● **Task**: Your output must consist solely of the lines from the one containing "What data populates this chart?" through the end of the records, reproduced exactly.

(Entries with figure data)
········
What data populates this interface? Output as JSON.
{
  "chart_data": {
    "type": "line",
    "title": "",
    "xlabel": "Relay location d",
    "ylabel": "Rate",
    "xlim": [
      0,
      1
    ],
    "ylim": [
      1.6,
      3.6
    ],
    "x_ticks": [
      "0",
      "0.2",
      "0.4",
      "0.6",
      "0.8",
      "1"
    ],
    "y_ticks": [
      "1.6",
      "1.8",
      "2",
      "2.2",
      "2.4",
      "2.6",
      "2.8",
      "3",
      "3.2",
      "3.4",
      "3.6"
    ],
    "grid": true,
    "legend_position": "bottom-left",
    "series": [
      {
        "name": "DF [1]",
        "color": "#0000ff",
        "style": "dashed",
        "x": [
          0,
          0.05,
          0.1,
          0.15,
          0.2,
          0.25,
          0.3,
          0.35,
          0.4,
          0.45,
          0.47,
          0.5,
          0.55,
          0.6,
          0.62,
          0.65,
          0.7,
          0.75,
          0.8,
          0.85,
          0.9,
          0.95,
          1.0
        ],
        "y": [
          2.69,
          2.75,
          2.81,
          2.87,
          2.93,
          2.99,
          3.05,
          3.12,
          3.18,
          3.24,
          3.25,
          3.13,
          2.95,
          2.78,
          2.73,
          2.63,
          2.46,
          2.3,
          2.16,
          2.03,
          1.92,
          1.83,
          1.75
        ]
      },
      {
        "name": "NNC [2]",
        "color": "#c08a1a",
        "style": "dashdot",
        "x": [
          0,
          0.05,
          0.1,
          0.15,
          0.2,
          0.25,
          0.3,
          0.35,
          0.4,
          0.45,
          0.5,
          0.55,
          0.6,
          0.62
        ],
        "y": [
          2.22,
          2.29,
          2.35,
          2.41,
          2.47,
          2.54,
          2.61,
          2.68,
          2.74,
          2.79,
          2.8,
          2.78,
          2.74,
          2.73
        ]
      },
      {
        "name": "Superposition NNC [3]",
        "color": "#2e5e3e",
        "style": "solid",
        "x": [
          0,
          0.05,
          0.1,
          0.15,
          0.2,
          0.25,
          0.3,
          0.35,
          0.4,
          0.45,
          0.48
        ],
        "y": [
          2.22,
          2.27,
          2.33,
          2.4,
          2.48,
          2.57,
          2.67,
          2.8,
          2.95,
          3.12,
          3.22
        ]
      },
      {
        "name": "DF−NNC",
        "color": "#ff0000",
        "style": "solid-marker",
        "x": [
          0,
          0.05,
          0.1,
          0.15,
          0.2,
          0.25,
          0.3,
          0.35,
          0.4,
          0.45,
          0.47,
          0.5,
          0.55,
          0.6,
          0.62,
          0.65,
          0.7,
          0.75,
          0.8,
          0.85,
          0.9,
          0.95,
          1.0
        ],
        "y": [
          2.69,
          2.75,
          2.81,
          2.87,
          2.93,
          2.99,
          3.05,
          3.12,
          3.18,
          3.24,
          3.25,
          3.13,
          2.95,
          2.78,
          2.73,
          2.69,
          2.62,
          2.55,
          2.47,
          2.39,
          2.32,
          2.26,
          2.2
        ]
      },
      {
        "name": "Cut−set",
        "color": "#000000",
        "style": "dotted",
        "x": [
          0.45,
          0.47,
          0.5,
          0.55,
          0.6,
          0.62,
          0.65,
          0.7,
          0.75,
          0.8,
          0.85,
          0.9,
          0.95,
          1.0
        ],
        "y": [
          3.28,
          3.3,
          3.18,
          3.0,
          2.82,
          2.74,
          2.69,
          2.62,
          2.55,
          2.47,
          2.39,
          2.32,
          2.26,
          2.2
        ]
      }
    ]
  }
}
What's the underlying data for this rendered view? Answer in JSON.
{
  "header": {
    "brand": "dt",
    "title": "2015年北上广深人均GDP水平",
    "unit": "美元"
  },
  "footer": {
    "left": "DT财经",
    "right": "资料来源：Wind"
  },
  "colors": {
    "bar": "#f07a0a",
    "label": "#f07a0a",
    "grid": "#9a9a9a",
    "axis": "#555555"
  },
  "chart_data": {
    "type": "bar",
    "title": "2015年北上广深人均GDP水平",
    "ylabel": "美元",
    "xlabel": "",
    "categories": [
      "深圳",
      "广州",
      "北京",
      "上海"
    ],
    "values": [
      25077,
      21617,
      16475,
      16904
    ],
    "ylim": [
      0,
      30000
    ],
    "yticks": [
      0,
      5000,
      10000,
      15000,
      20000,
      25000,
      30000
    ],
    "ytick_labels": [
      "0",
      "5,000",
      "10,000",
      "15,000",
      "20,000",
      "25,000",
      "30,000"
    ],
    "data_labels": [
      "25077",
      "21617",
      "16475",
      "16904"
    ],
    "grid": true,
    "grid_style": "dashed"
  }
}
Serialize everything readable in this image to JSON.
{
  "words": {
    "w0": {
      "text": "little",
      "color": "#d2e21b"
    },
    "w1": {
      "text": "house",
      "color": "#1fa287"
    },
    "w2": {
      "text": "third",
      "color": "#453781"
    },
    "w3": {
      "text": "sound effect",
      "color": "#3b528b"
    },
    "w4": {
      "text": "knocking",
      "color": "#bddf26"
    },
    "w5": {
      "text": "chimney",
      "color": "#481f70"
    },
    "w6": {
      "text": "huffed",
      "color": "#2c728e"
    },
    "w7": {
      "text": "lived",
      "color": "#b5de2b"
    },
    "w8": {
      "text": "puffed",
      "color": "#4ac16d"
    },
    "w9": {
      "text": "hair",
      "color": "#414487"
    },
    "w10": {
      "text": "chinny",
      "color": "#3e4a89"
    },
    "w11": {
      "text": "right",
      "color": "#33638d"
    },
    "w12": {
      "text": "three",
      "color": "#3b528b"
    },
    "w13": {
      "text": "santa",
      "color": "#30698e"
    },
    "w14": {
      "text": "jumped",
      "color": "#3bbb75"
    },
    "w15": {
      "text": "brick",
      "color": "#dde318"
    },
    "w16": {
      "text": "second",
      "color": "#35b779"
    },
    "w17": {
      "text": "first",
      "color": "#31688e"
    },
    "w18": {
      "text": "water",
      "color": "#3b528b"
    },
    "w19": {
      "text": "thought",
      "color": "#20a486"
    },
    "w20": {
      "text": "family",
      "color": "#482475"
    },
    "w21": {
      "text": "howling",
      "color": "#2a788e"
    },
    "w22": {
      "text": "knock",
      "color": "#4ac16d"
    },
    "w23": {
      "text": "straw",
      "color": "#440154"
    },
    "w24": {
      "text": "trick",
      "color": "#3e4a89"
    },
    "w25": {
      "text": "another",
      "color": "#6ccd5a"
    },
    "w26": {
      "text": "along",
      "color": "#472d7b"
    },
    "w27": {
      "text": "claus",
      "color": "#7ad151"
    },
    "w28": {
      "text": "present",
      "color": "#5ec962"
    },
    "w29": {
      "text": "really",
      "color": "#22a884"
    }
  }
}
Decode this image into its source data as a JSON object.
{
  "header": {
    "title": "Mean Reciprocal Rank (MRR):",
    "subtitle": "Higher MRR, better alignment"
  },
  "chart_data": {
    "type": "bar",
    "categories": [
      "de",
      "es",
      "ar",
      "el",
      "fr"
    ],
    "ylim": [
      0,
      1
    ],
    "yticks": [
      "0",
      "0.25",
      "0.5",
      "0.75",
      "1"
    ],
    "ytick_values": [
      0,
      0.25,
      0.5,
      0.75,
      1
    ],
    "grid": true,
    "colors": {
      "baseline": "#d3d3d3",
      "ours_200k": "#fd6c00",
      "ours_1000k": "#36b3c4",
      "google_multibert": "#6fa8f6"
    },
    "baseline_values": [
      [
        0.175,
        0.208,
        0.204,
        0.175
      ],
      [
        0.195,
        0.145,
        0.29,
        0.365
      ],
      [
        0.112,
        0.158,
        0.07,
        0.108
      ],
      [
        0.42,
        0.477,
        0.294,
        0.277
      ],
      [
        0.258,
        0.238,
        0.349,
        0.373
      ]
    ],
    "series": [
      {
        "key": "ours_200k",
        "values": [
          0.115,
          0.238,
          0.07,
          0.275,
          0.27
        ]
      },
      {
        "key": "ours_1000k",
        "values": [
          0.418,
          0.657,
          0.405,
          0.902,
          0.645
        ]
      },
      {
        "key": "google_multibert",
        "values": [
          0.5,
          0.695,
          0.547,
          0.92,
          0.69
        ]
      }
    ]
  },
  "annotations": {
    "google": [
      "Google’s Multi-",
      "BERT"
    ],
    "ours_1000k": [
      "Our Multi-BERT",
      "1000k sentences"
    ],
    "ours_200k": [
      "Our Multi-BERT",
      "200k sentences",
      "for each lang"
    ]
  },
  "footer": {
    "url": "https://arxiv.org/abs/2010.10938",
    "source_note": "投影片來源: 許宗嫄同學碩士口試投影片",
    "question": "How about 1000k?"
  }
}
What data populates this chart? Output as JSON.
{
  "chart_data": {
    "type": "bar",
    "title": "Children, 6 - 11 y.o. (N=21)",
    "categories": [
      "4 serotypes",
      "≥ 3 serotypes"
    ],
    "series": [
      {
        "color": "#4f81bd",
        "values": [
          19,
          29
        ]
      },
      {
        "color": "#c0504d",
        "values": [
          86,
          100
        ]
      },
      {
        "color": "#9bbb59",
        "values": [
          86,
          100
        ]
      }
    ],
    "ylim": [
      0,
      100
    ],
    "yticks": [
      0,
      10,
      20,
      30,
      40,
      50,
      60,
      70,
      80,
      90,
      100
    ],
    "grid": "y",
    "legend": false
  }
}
········
● **Result below**:
What data populates this chart? Output as JSON.
{
  "chart_data": {
    "type": "bar",
    "title": "Children, 6 - 11 y.o. (N=21)",
    "categories": [
      "4 serotypes",
      "≥ 3 serotypes"
    ],
    "series": [
      {
        "color": "#4f81bd",
        "values": [
          19,
          29
        ]
      },
      {
        "color": "#c0504d",
        "values": [
          86,
          100
        ]
      },
      {
        "color": "#9bbb59",
        "values": [
          86,
          100
        ]
      }
    ],
    "ylim": [
      0,
      100
    ],
    "yticks": [
      0,
      10,
      20,
      30,
      40,
      50,
      60,
      70,
      80,
      90,
      100
    ],
    "grid": "y",
    "legend": false
  }
}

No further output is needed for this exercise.